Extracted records
——

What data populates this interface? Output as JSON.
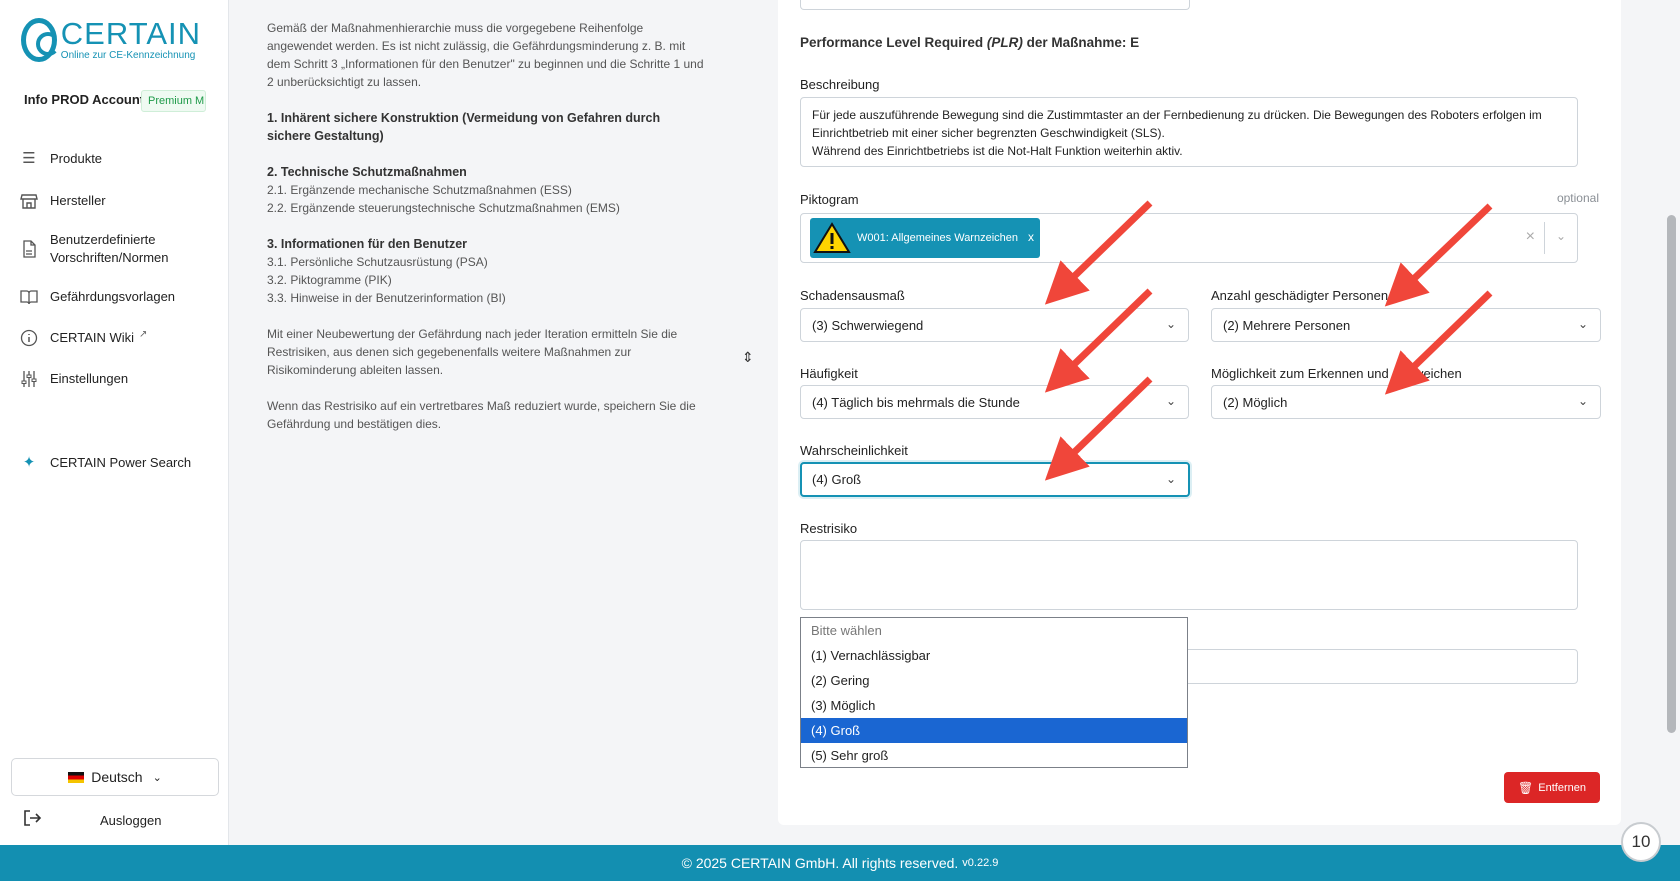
{
  "sidebar": {
    "logo_brand": "CERTAIN",
    "logo_sub": "Online zur CE-Kennzeichnung",
    "account_name": "Info PROD Account",
    "plan_badge": "Premium M",
    "items": [
      {
        "label": "Produkte",
        "icon": "list-icon"
      },
      {
        "label": "Hersteller",
        "icon": "store-icon"
      },
      {
        "label": "Benutzerdefinierte Vorschriften/Normen",
        "icon": "document-icon"
      },
      {
        "label": "Gefährdungsvorlagen",
        "icon": "book-icon"
      },
      {
        "label": "CERTAIN Wiki",
        "icon": "info-icon"
      },
      {
        "label": "Einstellungen",
        "icon": "sliders-icon"
      },
      {
        "label": "CERTAIN Power Search",
        "icon": "sparkles-icon"
      }
    ],
    "language": "Deutsch",
    "logout": "Ausloggen"
  },
  "guide": {
    "intro": "Gemäß der Maßnahmenhierarchie muss die vorgegebene Reihenfolge angewendet werden. Es ist nicht zulässig, die Gefährdungsminderung z. B. mit dem Schritt 3 „Informationen für den Benutzer\" zu beginnen und die Schritte 1 und 2 unberücksichtigt zu lassen.",
    "s1_title": "1. Inhärent sichere Konstruktion (Vermeidung von Gefahren durch sichere Gestaltung)",
    "s2_title": "2. Technische Schutzmaßnahmen",
    "s2_items": [
      "2.1. Ergänzende mechanische Schutzmaßnahmen (ESS)",
      "2.2. Ergänzende steuerungstechnische Schutzmaßnahmen (EMS)"
    ],
    "s3_title": "3. Informationen für den Benutzer",
    "s3_items": [
      "3.1. Persönliche Schutzausrüstung (PSA)",
      "3.2. Piktogramme (PIK)",
      "3.3. Hinweise in der Benutzerinformation (BI)"
    ],
    "para2": "Mit einer Neubewertung der Gefährdung nach jeder Iteration ermitteln Sie die Restrisiken, aus denen sich gegebenenfalls weitere Maßnahmen zur Risikominderung ableiten lassen.",
    "para3": "Wenn das Restrisiko auf ein vertretbares Maß reduziert wurde, speichern Sie die Gefährdung und bestätigen dies."
  },
  "form": {
    "plr_prefix": "Performance Level Required ",
    "plr_abbr": "(PLR)",
    "plr_suffix": " der Maßnahme: ",
    "plr_value": "E",
    "description_label": "Beschreibung",
    "description_value": "Für jede auszuführende Bewegung sind die Zustimmtaster an der Fernbedienung zu drücken. Die Bewegungen des Roboters erfolgen im Einrichtbetrieb mit einer sicher begrenzten Geschwindigkeit (SLS).\nWährend des Einrichtbetriebs ist die Not-Halt Funktion weiterhin aktiv.",
    "pictogram_label": "Piktogram",
    "optional_label": "optional",
    "pictogram_chip": "W001: Allgemeines Warnzeichen",
    "damage_label": "Schadensausmaß",
    "damage_value": "(3) Schwerwiegend",
    "persons_label": "Anzahl geschädigter Personen",
    "persons_value": "(2) Mehrere Personen",
    "frequency_label": "Häufigkeit",
    "frequency_value": "(4) Täglich bis mehrmals die Stunde",
    "avoid_label": "Möglichkeit zum Erkennen und Ausweichen",
    "avoid_value": "(2) Möglich",
    "probability_label": "Wahrscheinlichkeit",
    "probability_value": "(4) Groß",
    "residual_label": "Restrisiko",
    "remove_button": "Entfernen"
  },
  "dropdown": {
    "placeholder": "Bitte wählen",
    "options": [
      "(1) Vernachlässigbar",
      "(2) Gering",
      "(3) Möglich",
      "(4) Groß",
      "(5) Sehr groß"
    ],
    "selected": "(4) Groß"
  },
  "footer": {
    "copyright": "© 2025 CERTAIN GmbH. All rights reserved.",
    "version": "v0.22.9"
  },
  "page_badge": "10",
  "colors": {
    "brand": "#1592b4",
    "danger": "#dc2626",
    "selected_option": "#1a66d2",
    "annotation_arrow": "#f0463a"
  }
}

——

▶ **What is asked**
Pictures are not part of the copy; reproduce everything else in the records exactly.

▶ **Solution**
What data populates this interface? Output as JSON.
{
  "sidebar": {
    "logo_brand": "CERTAIN",
    "logo_sub": "Online zur CE-Kennzeichnung",
    "account_name": "Info PROD Account",
    "plan_badge": "Premium M",
    "items": [
      {
        "label": "Produkte",
        "icon": "list-icon"
      },
      {
        "label": "Hersteller",
        "icon": "store-icon"
      },
      {
        "label": "Benutzerdefinierte Vorschriften/Normen",
        "icon": "document-icon"
      },
      {
        "label": "Gefährdungsvorlagen",
        "icon": "book-icon"
      },
      {
        "label": "CERTAIN Wiki",
        "icon": "info-icon"
      },
      {
        "label": "Einstellungen",
        "icon": "sliders-icon"
      },
      {
        "label": "CERTAIN Power Search",
        "icon": "sparkles-icon"
      }
    ],
    "language": "Deutsch",
    "logout": "Ausloggen"
  },
  "guide": {
    "intro": "Gemäß der Maßnahmenhierarchie muss die vorgegebene Reihenfolge angewendet werden. Es ist nicht zulässig, die Gefährdungsminderung z. B. mit dem Schritt 3 „Informationen für den Benutzer\" zu beginnen und die Schritte 1 und 2 unberücksichtigt zu lassen.",
    "s1_title": "1. Inhärent sichere Konstruktion (Vermeidung von Gefahren durch sichere Gestaltung)",
    "s2_title": "2. Technische Schutzmaßnahmen",
    "s2_items": [
      "2.1. Ergänzende mechanische Schutzmaßnahmen (ESS)",
      "2.2. Ergänzende steuerungstechnische Schutzmaßnahmen (EMS)"
    ],
    "s3_title": "3. Informationen für den Benutzer",
    "s3_items": [
      "3.1. Persönliche Schutzausrüstung (PSA)",
      "3.2. Piktogramme (PIK)",
      "3.3. Hinweise in der Benutzerinformation (BI)"
    ],
    "para2": "Mit einer Neubewertung der Gefährdung nach jeder Iteration ermitteln Sie die Restrisiken, aus denen sich gegebenenfalls weitere Maßnahmen zur Risikominderung ableiten lassen.",
    "para3": "Wenn das Restrisiko auf ein vertretbares Maß reduziert wurde, speichern Sie die Gefährdung und bestätigen dies."
  },
  "form": {
    "plr_prefix": "Performance Level Required ",
    "plr_abbr": "(PLR)",
    "plr_suffix": " der Maßnahme: ",
    "plr_value": "E",
    "description_label": "Beschreibung",
    "description_value": "Für jede auszuführende Bewegung sind die Zustimmtaster an der Fernbedienung zu drücken. Die Bewegungen des Roboters erfolgen im Einrichtbetrieb mit einer sicher begrenzten Geschwindigkeit (SLS).\nWährend des Einrichtbetriebs ist die Not-Halt Funktion weiterhin aktiv.",
    "pictogram_label": "Piktogram",
    "optional_label": "optional",
    "pictogram_chip": "W001: Allgemeines Warnzeichen",
    "damage_label": "Schadensausmaß",
    "damage_value": "(3) Schwerwiegend",
    "persons_label": "Anzahl geschädigter Personen",
    "persons_value": "(2) Mehrere Personen",
    "frequency_label": "Häufigkeit",
    "frequency_value": "(4) Täglich bis mehrmals die Stunde",
    "avoid_label": "Möglichkeit zum Erkennen und Ausweichen",
    "avoid_value": "(2) Möglich",
    "probability_label": "Wahrscheinlichkeit",
    "probability_value": "(4) Groß",
    "residual_label": "Restrisiko",
    "remove_button": "Entfernen"
  },
  "dropdown": {
    "placeholder": "Bitte wählen",
    "options": [
      "(1) Vernachlässigbar",
      "(2) Gering",
      "(3) Möglich",
      "(4) Groß",
      "(5) Sehr groß"
    ],
    "selected": "(4) Groß"
  },
  "footer": {
    "copyright": "© 2025 CERTAIN GmbH. All rights reserved.",
    "version": "v0.22.9"
  },
  "page_badge": "10",
  "colors": {
    "brand": "#1592b4",
    "danger": "#dc2626",
    "selected_option": "#1a66d2",
    "annotation_arrow": "#f0463a"
  }
}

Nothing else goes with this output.